• [RECORD SET]:
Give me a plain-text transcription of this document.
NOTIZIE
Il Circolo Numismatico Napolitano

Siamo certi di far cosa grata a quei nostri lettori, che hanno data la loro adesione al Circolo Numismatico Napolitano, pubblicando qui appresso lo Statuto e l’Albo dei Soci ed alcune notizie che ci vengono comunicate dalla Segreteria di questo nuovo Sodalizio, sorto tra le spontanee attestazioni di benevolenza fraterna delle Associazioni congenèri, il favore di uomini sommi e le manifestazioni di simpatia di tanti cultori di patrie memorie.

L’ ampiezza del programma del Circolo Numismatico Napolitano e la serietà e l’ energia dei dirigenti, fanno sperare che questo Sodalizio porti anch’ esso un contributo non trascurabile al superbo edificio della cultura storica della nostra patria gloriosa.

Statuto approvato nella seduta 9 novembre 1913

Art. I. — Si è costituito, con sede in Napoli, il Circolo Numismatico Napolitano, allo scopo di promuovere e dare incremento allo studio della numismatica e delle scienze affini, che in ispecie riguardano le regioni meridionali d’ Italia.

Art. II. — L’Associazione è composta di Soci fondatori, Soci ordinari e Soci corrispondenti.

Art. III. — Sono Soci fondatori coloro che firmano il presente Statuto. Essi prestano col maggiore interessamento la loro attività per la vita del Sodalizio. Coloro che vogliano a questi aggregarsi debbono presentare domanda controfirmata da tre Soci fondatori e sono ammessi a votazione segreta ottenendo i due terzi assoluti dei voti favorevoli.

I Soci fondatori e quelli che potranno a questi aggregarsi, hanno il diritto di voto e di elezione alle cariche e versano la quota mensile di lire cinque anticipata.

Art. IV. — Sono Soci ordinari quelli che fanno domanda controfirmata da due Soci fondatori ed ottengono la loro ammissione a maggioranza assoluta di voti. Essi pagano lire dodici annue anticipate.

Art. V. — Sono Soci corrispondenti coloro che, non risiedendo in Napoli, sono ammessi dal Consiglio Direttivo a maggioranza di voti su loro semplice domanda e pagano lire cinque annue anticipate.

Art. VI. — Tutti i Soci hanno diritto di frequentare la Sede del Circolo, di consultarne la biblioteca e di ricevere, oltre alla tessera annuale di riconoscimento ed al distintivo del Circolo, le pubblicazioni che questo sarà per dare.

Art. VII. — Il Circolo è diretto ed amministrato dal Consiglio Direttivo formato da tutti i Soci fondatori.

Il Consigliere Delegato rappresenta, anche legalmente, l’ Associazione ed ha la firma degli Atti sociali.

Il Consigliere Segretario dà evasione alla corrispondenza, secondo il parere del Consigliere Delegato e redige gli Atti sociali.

• [EXERCISE OBJECTIVE]:
The word "Delegato" may appear on some lines of these records; state how many such lines there are, and nothing else.

• [TASK SOLUTION]:
2